Document page transcript entries:

□ □ □ □ □

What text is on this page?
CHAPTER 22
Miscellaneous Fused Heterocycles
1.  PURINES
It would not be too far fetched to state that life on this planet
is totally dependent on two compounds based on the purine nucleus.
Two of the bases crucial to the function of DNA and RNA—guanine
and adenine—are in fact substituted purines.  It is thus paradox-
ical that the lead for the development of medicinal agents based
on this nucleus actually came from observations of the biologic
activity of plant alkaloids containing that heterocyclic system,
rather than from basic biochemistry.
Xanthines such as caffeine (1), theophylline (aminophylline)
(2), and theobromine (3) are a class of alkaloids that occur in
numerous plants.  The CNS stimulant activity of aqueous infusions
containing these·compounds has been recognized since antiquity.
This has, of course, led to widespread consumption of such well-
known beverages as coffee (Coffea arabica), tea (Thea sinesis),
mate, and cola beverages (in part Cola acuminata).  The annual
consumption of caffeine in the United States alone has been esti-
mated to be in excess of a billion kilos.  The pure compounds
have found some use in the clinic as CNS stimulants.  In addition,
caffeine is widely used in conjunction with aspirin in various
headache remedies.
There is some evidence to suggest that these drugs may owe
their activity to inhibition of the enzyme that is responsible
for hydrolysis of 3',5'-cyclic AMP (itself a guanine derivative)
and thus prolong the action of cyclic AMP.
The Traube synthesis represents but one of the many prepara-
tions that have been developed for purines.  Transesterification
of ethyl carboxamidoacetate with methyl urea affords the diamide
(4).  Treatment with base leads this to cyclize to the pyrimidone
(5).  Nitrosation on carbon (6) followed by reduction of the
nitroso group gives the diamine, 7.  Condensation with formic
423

□ □ □ □ □

■ Work item
What you write must match the records above exactly, line for line.

■ Answer to this problem
What text is on this page?
CHAPTER 22
Miscellaneous Fused Heterocycles
1.  PURINES
It would not be too far fetched to state that life on this planet
is totally dependent on two compounds based on the purine nucleus.
Two of the bases crucial to the function of DNA and RNA—guanine
and adenine—are in fact substituted purines.  It is thus paradox-
ical that the lead for the development of medicinal agents based
on this nucleus actually came from observations of the biologic
activity of plant alkaloids containing that heterocyclic system,
rather than from basic biochemistry.
Xanthines such as caffeine (1), theophylline (aminophylline)
(2), and theobromine (3) are a class of alkaloids that occur in
numerous plants.  The CNS stimulant activity of aqueous infusions
containing these·compounds has been recognized since antiquity.
This has, of course, led to widespread consumption of such well-
known beverages as coffee (Coffea arabica), tea (Thea sinesis),
mate, and cola beverages (in part Cola acuminata).  The annual
consumption of caffeine in the United States alone has been esti-
mated to be in excess of a billion kilos.  The pure compounds
have found some use in the clinic as CNS stimulants.  In addition,
caffeine is widely used in conjunction with aspirin in various
headache remedies.
There is some evidence to suggest that these drugs may owe
their activity to inhibition of the enzyme that is responsible
for hydrolysis of 3',5'-cyclic AMP (itself a guanine derivative)
and thus prolong the action of cyclic AMP.
The Traube synthesis represents but one of the many prepara-
tions that have been developed for purines.  Transesterification
of ethyl carboxamidoacetate with methyl urea affords the diamide
(4).  Treatment with base leads this to cyclize to the pyrimidone
(5).  Nitrosation on carbon (6) followed by reduction of the
nitroso group gives the diamine, 7.  Condensation with formic
423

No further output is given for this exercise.